[CHALLENGE]
Repeat all the material exactly; pictures stay out of your copy.

--- Start of RECORD EXCERPTS ---

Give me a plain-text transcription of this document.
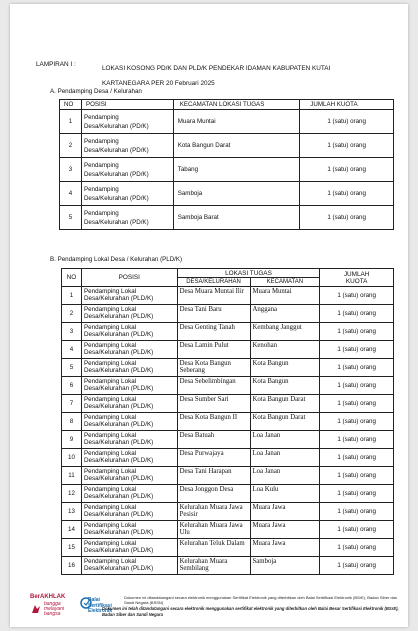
LAMPIRAN I :
LOKASI KOSONG PD/K DAN PLD/K PENDEKAR IDAMAN KABUPATEN KUTAI
KARTANEGARA PER 20 Februari 2025
A. Pendamping Desa / Kelurahan
NO	POSISI	KECAMATAN LOKASI TUGAS	JUMLAH KUOTA
1	Pendamping
Desa/Kelurahan (PD/K)	Muara Muntai	1 (satu) orang
2	Pendamping
Desa/Kelurahan (PD/K)	Kota Bangun Darat	1 (satu) orang
3	Pendamping
Desa/Kelurahan (PD/K)	Tabang	1 (satu) orang
4	Pendamping
Desa/Kelurahan (PD/K)	Samboja	1 (satu) orang
5	Pendamping
Desa/Kelurahan (PD/K)	Samboja Barat	1 (satu) orang
B. Pendamping Lokal Desa / Kelurahan (PLD/K)
NO	POSISI	LOKASI TUGAS		JUMLAH
KUOTA

		DESA/KELURAHAN	KECAMATAN	
1	Pendamping Lokal
Desa/Kelurahan (PLD/K)	Desa Muara Muntai Ilir	Muara Muntai	1 (satu) orang
2	Pendamping Lokal
Desa/Kelurahan (PLD/K)	Desa Tani Baru	Anggana	1 (satu) orang
3	Pendamping Lokal
Desa/Kelurahan (PLD/K)	Desa Genting Tanah	Kembang Janggut	1 (satu) orang
4	Pendamping Lokal
Desa/Kelurahan (PLD/K)	Desa Lamin Pulut	Kenohan	1 (satu) orang
5	Pendamping Lokal
Desa/Kelurahan (PLD/K)	Desa Kota Bangun Seberang	Kota Bangun	1 (satu) orang
6	Pendamping Lokal
Desa/Kelurahan (PLD/K)	Desa Sebelimbingan	Kota Bangun	1 (satu) orang
7	Pendamping Lokal
Desa/Kelurahan (PLD/K)	Desa Sumber Sari	Kota Bangun Darat	1 (satu) orang
8	Pendamping Lokal
Desa/Kelurahan (PLD/K)	Desa Kota Bangun II	Kota Bangun Darat	1 (satu) orang
9	Pendamping Lokal
Desa/Kelurahan (PLD/K)	Desa Batuah	Loa Janan	1 (satu) orang
10	Pendamping Lokal
Desa/Kelurahan (PLD/K)	Desa Purwajaya	Loa Janan	1 (satu) orang
11	Pendamping Lokal
Desa/Kelurahan (PLD/K)	Desa Tani Harapan	Loa Janan	1 (satu) orang
12	Pendamping Lokal
Desa/Kelurahan (PLD/K)	Desa Jonggon Desa	Loa Kulu	1 (satu) orang
13	Pendamping Lokal
Desa/Kelurahan (PLD/K)	Kelurahan Muara Jawa Pesisir	Muara Jawa	1 (satu) orang
14	Pendamping Lokal
Desa/Kelurahan (PLD/K)	Kelurahan Muara Jawa Ulu	Muara Jawa	1 (satu) orang
15	Pendamping Lokal
Desa/Kelurahan (PLD/K)	Kelurahan Teluk Dalam	Muara Jawa	1 (satu) orang
16	Pendamping Lokal
Desa/Kelurahan (PLD/K)	Kelurahan Muara Sembilang	Samboja	1 (satu) orang
BerAKHLAK
bangga melayani bangsa
Balai Sertifikasi Elektronik
Dokumen ini ditandatangani secara elektronik menggunakan Sertifikat Elektronik yang diterbitkan oleh Balai Sertifikasi Elektronik (BSrE), Badan Siber dan Sandi Negara (BSSN)
Dokumen ini telah ditandatangani secara elektronik menggunakan sertifikat elektronik yang diterbitkan oleh Balai Besar Sertifikasi Elektronik (BSrE), Badan Siber dan Sandi Negara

--- End of RECORD EXCERPTS ---

[SOLUTION TO THIS PROBLEM]
Give me a plain-text transcription of this document.
LAMPIRAN I :
LOKASI KOSONG PD/K DAN PLD/K PENDEKAR IDAMAN KABUPATEN KUTAI
KARTANEGARA PER 20 Februari 2025
A. Pendamping Desa / Kelurahan
NO	POSISI	KECAMATAN LOKASI TUGAS	JUMLAH KUOTA
1	Pendamping
Desa/Kelurahan (PD/K)	Muara Muntai	1 (satu) orang
2	Pendamping
Desa/Kelurahan (PD/K)	Kota Bangun Darat	1 (satu) orang
3	Pendamping
Desa/Kelurahan (PD/K)	Tabang	1 (satu) orang
4	Pendamping
Desa/Kelurahan (PD/K)	Samboja	1 (satu) orang
5	Pendamping
Desa/Kelurahan (PD/K)	Samboja Barat	1 (satu) orang
B. Pendamping Lokal Desa / Kelurahan (PLD/K)
NO	POSISI	LOKASI TUGAS		JUMLAH
KUOTA

		DESA/KELURAHAN	KECAMATAN	
1	Pendamping Lokal
Desa/Kelurahan (PLD/K)	Desa Muara Muntai Ilir	Muara Muntai	1 (satu) orang
2	Pendamping Lokal
Desa/Kelurahan (PLD/K)	Desa Tani Baru	Anggana	1 (satu) orang
3	Pendamping Lokal
Desa/Kelurahan (PLD/K)	Desa Genting Tanah	Kembang Janggut	1 (satu) orang
4	Pendamping Lokal
Desa/Kelurahan (PLD/K)	Desa Lamin Pulut	Kenohan	1 (satu) orang
5	Pendamping Lokal
Desa/Kelurahan (PLD/K)	Desa Kota Bangun Seberang	Kota Bangun	1 (satu) orang
6	Pendamping Lokal
Desa/Kelurahan (PLD/K)	Desa Sebelimbingan	Kota Bangun	1 (satu) orang
7	Pendamping Lokal
Desa/Kelurahan (PLD/K)	Desa Sumber Sari	Kota Bangun Darat	1 (satu) orang
8	Pendamping Lokal
Desa/Kelurahan (PLD/K)	Desa Kota Bangun II	Kota Bangun Darat	1 (satu) orang
9	Pendamping Lokal
Desa/Kelurahan (PLD/K)	Desa Batuah	Loa Janan	1 (satu) orang
10	Pendamping Lokal
Desa/Kelurahan (PLD/K)	Desa Purwajaya	Loa Janan	1 (satu) orang
11	Pendamping Lokal
Desa/Kelurahan (PLD/K)	Desa Tani Harapan	Loa Janan	1 (satu) orang
12	Pendamping Lokal
Desa/Kelurahan (PLD/K)	Desa Jonggon Desa	Loa Kulu	1 (satu) orang
13	Pendamping Lokal
Desa/Kelurahan (PLD/K)	Kelurahan Muara Jawa Pesisir	Muara Jawa	1 (satu) orang
14	Pendamping Lokal
Desa/Kelurahan (PLD/K)	Kelurahan Muara Jawa Ulu	Muara Jawa	1 (satu) orang
15	Pendamping Lokal
Desa/Kelurahan (PLD/K)	Kelurahan Teluk Dalam	Muara Jawa	1 (satu) orang
16	Pendamping Lokal
Desa/Kelurahan (PLD/K)	Kelurahan Muara Sembilang	Samboja	1 (satu) orang
BerAKHLAK
bangga melayani bangsa
Balai Sertifikasi Elektronik
Dokumen ini ditandatangani secara elektronik menggunakan Sertifikat Elektronik yang diterbitkan oleh Balai Sertifikasi Elektronik (BSrE), Badan Siber dan Sandi Negara (BSSN)
Dokumen ini telah ditandatangani secara elektronik menggunakan sertifikat elektronik yang diterbitkan oleh Balai Besar Sertifikasi Elektronik (BSrE), Badan Siber dan Sandi Negara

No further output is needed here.